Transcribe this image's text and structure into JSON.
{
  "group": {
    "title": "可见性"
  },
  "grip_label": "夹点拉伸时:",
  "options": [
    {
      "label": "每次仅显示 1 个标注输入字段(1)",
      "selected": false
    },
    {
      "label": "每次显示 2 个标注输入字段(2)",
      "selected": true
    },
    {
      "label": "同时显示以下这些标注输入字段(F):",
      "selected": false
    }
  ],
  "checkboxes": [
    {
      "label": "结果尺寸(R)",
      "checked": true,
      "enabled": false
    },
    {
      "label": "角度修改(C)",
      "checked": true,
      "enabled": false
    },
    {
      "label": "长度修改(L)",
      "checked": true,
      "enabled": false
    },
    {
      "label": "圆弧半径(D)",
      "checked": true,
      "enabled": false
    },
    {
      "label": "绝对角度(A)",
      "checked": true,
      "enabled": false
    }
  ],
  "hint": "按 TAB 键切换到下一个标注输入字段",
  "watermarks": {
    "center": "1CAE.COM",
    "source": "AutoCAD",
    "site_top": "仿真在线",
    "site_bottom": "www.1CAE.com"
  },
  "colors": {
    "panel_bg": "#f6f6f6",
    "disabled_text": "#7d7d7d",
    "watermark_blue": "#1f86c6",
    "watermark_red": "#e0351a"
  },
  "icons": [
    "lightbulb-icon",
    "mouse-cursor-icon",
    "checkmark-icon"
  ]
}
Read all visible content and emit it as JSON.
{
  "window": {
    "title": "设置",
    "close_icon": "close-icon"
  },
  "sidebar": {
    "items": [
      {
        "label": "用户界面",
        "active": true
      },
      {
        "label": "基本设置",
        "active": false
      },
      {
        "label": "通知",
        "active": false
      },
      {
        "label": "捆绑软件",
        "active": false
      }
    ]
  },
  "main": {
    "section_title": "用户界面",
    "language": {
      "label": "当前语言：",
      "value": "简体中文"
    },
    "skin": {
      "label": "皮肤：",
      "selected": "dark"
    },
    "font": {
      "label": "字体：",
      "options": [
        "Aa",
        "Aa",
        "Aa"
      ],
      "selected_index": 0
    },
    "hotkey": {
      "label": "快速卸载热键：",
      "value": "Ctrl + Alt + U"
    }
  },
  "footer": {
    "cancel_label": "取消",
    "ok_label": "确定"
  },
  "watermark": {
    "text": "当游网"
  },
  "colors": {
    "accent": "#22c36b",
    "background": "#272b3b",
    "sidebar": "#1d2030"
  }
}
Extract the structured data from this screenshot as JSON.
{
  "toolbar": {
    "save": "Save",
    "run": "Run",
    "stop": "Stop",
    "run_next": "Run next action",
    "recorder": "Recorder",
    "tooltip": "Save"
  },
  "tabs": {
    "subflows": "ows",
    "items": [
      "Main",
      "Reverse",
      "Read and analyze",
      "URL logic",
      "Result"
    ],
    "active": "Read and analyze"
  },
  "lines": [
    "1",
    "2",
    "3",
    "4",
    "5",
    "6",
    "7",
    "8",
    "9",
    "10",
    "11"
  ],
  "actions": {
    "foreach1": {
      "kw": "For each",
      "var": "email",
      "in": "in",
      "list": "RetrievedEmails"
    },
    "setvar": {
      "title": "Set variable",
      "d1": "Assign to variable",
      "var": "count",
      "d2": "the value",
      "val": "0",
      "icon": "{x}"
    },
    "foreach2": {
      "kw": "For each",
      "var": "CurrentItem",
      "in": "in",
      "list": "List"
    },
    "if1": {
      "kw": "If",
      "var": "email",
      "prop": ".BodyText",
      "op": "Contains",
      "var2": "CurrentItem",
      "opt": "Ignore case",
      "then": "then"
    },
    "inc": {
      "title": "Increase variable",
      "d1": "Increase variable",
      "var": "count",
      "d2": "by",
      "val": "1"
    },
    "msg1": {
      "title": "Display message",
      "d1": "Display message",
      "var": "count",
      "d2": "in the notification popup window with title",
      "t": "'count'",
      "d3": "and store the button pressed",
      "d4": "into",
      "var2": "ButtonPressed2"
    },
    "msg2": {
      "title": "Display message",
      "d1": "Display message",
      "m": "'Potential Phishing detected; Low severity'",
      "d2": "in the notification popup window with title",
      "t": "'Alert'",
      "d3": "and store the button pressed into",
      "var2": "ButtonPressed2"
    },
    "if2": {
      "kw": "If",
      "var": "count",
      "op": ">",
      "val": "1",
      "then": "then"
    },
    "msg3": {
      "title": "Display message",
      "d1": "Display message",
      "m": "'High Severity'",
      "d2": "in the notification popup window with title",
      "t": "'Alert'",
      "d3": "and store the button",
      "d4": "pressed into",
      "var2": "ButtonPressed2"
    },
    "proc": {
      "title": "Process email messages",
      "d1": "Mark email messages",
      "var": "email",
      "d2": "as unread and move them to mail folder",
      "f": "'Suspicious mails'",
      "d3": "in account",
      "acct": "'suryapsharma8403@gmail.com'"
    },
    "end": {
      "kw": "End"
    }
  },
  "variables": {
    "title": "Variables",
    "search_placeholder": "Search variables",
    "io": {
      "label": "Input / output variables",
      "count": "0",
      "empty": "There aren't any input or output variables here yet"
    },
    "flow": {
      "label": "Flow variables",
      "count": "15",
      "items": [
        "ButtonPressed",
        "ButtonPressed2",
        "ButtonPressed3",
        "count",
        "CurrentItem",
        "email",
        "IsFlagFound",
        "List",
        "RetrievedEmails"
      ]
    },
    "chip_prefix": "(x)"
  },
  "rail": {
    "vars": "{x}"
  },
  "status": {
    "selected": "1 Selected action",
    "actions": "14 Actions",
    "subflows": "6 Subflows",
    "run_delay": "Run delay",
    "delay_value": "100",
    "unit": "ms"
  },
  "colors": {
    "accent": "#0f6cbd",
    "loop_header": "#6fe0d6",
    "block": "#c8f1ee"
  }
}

════════════════

### [TASK OBJECTIVE]
All records above must be set down exactly, please.

### [SOLVED PROBLEM]
Transcribe this image's text and structure into JSON.
{
  "group": {
    "title": "可见性"
  },
  "grip_label": "夹点拉伸时:",
  "options": [
    {
      "label": "每次仅显示 1 个标注输入字段(1)",
      "selected": false
    },
    {
      "label": "每次显示 2 个标注输入字段(2)",
      "selected": true
    },
    {
      "label": "同时显示以下这些标注输入字段(F):",
      "selected": false
    }
  ],
  "checkboxes": [
    {
      "label": "结果尺寸(R)",
      "checked": true,
      "enabled": false
    },
    {
      "label": "角度修改(C)",
      "checked": true,
      "enabled": false
    },
    {
      "label": "长度修改(L)",
      "checked": true,
      "enabled": false
    },
    {
      "label": "圆弧半径(D)",
      "checked": true,
      "enabled": false
    },
    {
      "label": "绝对角度(A)",
      "checked": true,
      "enabled": false
    }
  ],
  "hint": "按 TAB 键切换到下一个标注输入字段",
  "watermarks": {
    "center": "1CAE.COM",
    "source": "AutoCAD",
    "site_top": "仿真在线",
    "site_bottom": "www.1CAE.com"
  },
  "colors": {
    "panel_bg": "#f6f6f6",
    "disabled_text": "#7d7d7d",
    "watermark_blue": "#1f86c6",
    "watermark_red": "#e0351a"
  },
  "icons": [
    "lightbulb-icon",
    "mouse-cursor-icon",
    "checkmark-icon"
  ]
}
Read all visible content and emit it as JSON.
{
  "window": {
    "title": "设置",
    "close_icon": "close-icon"
  },
  "sidebar": {
    "items": [
      {
        "label": "用户界面",
        "active": true
      },
      {
        "label": "基本设置",
        "active": false
      },
      {
        "label": "通知",
        "active": false
      },
      {
        "label": "捆绑软件",
        "active": false
      }
    ]
  },
  "main": {
    "section_title": "用户界面",
    "language": {
      "label": "当前语言：",
      "value": "简体中文"
    },
    "skin": {
      "label": "皮肤：",
      "selected": "dark"
    },
    "font": {
      "label": "字体：",
      "options": [
        "Aa",
        "Aa",
        "Aa"
      ],
      "selected_index": 0
    },
    "hotkey": {
      "label": "快速卸载热键：",
      "value": "Ctrl + Alt + U"
    }
  },
  "footer": {
    "cancel_label": "取消",
    "ok_label": "确定"
  },
  "watermark": {
    "text": "当游网"
  },
  "colors": {
    "accent": "#22c36b",
    "background": "#272b3b",
    "sidebar": "#1d2030"
  }
}
Extract the structured data from this screenshot as JSON.
{
  "toolbar": {
    "save": "Save",
    "run": "Run",
    "stop": "Stop",
    "run_next": "Run next action",
    "recorder": "Recorder",
    "tooltip": "Save"
  },
  "tabs": {
    "subflows": "ows",
    "items": [
      "Main",
      "Reverse",
      "Read and analyze",
      "URL logic",
      "Result"
    ],
    "active": "Read and analyze"
  },
  "lines": [
    "1",
    "2",
    "3",
    "4",
    "5",
    "6",
    "7",
    "8",
    "9",
    "10",
    "11"
  ],
  "actions": {
    "foreach1": {
      "kw": "For each",
      "var": "email",
      "in": "in",
      "list": "RetrievedEmails"
    },
    "setvar": {
      "title": "Set variable",
      "d1": "Assign to variable",
      "var": "count",
      "d2": "the value",
      "val": "0",
      "icon": "{x}"
    },
    "foreach2": {
      "kw": "For each",
      "var": "CurrentItem",
      "in": "in",
      "list": "List"
    },
    "if1": {
      "kw": "If",
      "var": "email",
      "prop": ".BodyText",
      "op": "Contains",
      "var2": "CurrentItem",
      "opt": "Ignore case",
      "then": "then"
    },
    "inc": {
      "title": "Increase variable",
      "d1": "Increase variable",
      "var": "count",
      "d2": "by",
      "val": "1"
    },
    "msg1": {
      "title": "Display message",
      "d1": "Display message",
      "var": "count",
      "d2": "in the notification popup window with title",
      "t": "'count'",
      "d3": "and store the button pressed",
      "d4": "into",
      "var2": "ButtonPressed2"
    },
    "msg2": {
      "title": "Display message",
      "d1": "Display message",
      "m": "'Potential Phishing detected; Low severity'",
      "d2": "in the notification popup window with title",
      "t": "'Alert'",
      "d3": "and store the button pressed into",
      "var2": "ButtonPressed2"
    },
    "if2": {
      "kw": "If",
      "var": "count",
      "op": ">",
      "val": "1",
      "then": "then"
    },
    "msg3": {
      "title": "Display message",
      "d1": "Display message",
      "m": "'High Severity'",
      "d2": "in the notification popup window with title",
      "t": "'Alert'",
      "d3": "and store the button",
      "d4": "pressed into",
      "var2": "ButtonPressed2"
    },
    "proc": {
      "title": "Process email messages",
      "d1": "Mark email messages",
      "var": "email",
      "d2": "as unread and move them to mail folder",
      "f": "'Suspicious mails'",
      "d3": "in account",
      "acct": "'suryapsharma8403@gmail.com'"
    },
    "end": {
      "kw": "End"
    }
  },
  "variables": {
    "title": "Variables",
    "search_placeholder": "Search variables",
    "io": {
      "label": "Input / output variables",
      "count": "0",
      "empty": "There aren't any input or output variables here yet"
    },
    "flow": {
      "label": "Flow variables",
      "count": "15",
      "items": [
        "ButtonPressed",
        "ButtonPressed2",
        "ButtonPressed3",
        "count",
        "CurrentItem",
        "email",
        "IsFlagFound",
        "List",
        "RetrievedEmails"
      ]
    },
    "chip_prefix": "(x)"
  },
  "rail": {
    "vars": "{x}"
  },
  "status": {
    "selected": "1 Selected action",
    "actions": "14 Actions",
    "subflows": "6 Subflows",
    "run_delay": "Run delay",
    "delay_value": "100",
    "unit": "ms"
  },
  "colors": {
    "accent": "#0f6cbd",
    "loop_header": "#6fe0d6",
    "block": "#c8f1ee"
  }
}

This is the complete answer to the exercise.